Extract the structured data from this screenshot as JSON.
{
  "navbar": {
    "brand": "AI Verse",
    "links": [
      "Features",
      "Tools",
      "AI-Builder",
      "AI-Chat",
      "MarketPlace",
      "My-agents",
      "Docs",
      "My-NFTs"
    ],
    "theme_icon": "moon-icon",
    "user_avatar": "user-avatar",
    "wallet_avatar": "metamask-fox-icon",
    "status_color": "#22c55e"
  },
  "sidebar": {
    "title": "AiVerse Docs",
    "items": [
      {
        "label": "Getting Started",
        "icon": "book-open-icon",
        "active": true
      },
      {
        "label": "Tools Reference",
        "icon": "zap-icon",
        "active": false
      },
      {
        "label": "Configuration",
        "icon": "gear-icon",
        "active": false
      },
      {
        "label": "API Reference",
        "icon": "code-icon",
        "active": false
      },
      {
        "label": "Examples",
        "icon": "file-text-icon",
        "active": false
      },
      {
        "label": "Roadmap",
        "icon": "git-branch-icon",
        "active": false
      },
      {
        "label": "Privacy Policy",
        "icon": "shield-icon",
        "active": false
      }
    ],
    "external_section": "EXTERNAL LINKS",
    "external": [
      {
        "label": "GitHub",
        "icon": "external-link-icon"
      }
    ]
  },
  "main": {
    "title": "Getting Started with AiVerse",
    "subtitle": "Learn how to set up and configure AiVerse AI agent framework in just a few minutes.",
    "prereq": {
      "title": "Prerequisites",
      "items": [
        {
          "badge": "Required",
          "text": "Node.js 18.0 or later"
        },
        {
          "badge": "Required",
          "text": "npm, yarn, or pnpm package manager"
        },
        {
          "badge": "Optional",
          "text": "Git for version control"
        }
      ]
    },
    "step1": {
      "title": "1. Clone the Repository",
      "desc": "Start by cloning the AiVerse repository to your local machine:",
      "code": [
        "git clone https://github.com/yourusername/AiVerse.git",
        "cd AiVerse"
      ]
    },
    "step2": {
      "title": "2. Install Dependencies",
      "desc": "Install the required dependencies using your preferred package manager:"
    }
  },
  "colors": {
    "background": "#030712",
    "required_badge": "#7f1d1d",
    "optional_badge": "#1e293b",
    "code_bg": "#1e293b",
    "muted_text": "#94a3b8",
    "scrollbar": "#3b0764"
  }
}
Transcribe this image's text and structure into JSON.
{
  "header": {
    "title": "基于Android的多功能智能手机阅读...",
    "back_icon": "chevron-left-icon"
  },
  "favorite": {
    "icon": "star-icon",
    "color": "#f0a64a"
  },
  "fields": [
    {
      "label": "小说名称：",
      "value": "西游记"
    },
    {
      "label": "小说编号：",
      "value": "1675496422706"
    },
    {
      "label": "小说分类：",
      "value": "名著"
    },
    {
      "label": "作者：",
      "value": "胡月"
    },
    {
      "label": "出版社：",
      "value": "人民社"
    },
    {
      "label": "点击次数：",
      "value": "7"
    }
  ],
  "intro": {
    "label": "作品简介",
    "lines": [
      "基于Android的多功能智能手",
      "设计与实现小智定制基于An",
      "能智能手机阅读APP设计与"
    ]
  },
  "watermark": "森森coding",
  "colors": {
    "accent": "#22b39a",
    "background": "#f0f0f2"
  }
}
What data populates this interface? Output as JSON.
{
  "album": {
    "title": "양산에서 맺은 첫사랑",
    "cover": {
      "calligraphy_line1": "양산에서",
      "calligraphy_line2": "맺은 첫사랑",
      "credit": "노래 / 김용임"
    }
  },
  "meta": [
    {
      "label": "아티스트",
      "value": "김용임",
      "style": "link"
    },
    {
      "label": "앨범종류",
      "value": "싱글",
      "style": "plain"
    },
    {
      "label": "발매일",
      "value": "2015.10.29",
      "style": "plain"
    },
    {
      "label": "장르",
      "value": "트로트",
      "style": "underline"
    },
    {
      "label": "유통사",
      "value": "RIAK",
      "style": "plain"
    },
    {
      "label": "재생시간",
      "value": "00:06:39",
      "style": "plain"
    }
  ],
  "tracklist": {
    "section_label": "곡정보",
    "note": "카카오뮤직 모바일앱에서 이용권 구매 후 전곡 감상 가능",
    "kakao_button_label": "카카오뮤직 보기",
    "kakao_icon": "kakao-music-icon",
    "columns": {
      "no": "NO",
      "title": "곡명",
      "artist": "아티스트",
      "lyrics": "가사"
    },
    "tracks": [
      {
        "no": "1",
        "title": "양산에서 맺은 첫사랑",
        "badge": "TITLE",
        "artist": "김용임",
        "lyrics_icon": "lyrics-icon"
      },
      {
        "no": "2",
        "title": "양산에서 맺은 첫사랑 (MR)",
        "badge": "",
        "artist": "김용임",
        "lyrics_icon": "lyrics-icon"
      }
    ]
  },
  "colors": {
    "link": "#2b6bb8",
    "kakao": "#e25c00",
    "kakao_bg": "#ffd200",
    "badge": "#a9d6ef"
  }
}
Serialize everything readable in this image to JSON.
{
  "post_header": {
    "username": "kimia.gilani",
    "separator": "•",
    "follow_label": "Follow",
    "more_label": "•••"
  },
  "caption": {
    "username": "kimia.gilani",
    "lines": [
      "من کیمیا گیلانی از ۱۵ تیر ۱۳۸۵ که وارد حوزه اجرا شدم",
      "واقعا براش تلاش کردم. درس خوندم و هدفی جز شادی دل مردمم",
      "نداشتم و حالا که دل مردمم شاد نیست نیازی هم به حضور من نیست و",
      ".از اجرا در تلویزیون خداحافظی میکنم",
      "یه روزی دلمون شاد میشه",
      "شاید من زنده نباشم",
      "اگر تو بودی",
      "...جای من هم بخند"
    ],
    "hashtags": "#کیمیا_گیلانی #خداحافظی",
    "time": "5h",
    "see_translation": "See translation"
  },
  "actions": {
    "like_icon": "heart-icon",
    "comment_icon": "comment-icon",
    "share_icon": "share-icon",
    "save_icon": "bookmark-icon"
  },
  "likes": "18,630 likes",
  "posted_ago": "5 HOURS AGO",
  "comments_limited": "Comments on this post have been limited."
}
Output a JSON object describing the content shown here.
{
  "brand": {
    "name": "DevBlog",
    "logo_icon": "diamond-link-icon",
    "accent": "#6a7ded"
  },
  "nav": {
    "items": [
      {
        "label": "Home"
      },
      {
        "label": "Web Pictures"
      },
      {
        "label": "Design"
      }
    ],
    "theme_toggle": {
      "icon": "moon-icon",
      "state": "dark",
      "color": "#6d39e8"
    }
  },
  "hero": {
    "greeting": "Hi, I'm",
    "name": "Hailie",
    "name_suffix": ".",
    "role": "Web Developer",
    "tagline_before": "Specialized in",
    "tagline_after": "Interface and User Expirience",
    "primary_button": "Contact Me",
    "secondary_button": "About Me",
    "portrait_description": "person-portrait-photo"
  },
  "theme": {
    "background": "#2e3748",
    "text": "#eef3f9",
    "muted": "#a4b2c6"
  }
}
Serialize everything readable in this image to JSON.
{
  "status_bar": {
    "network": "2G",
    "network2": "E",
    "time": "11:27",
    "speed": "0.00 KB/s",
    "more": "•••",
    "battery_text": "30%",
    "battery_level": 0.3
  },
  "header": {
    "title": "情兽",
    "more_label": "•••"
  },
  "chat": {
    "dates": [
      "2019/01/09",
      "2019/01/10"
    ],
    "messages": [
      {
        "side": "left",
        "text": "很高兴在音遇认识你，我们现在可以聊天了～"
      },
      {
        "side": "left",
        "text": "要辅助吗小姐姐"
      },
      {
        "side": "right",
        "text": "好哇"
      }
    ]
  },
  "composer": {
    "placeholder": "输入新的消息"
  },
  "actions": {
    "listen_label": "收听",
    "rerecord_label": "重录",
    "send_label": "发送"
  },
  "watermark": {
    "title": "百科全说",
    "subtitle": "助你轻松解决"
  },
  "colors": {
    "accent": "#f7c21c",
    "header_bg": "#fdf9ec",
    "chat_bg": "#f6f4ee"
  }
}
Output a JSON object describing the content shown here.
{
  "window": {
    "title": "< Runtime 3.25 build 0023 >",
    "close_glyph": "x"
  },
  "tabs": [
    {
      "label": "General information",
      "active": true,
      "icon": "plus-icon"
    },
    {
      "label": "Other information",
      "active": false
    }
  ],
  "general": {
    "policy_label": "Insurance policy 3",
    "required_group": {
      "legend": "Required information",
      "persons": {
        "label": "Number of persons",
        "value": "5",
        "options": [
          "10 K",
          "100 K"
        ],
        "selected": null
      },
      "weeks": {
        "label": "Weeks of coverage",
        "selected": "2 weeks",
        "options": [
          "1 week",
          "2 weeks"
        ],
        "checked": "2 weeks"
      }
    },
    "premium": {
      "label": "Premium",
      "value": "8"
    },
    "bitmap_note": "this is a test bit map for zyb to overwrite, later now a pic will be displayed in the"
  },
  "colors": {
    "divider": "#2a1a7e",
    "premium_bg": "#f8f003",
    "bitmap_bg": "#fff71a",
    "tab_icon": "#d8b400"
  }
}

____

Work required
Show the lines of the material that contain the word "AiVerse".

The result
    "title": "AiVerse Docs",
    "title": "Getting Started with AiVerse",
    "subtitle": "Learn how to set up and configure AiVerse AI agent framework in just a few minutes.",
      "desc": "Start by cloning the AiVerse repository to your local machine:",
        "git clone https://github.com/yourusername/AiVerse.git",
        "cd AiVerse"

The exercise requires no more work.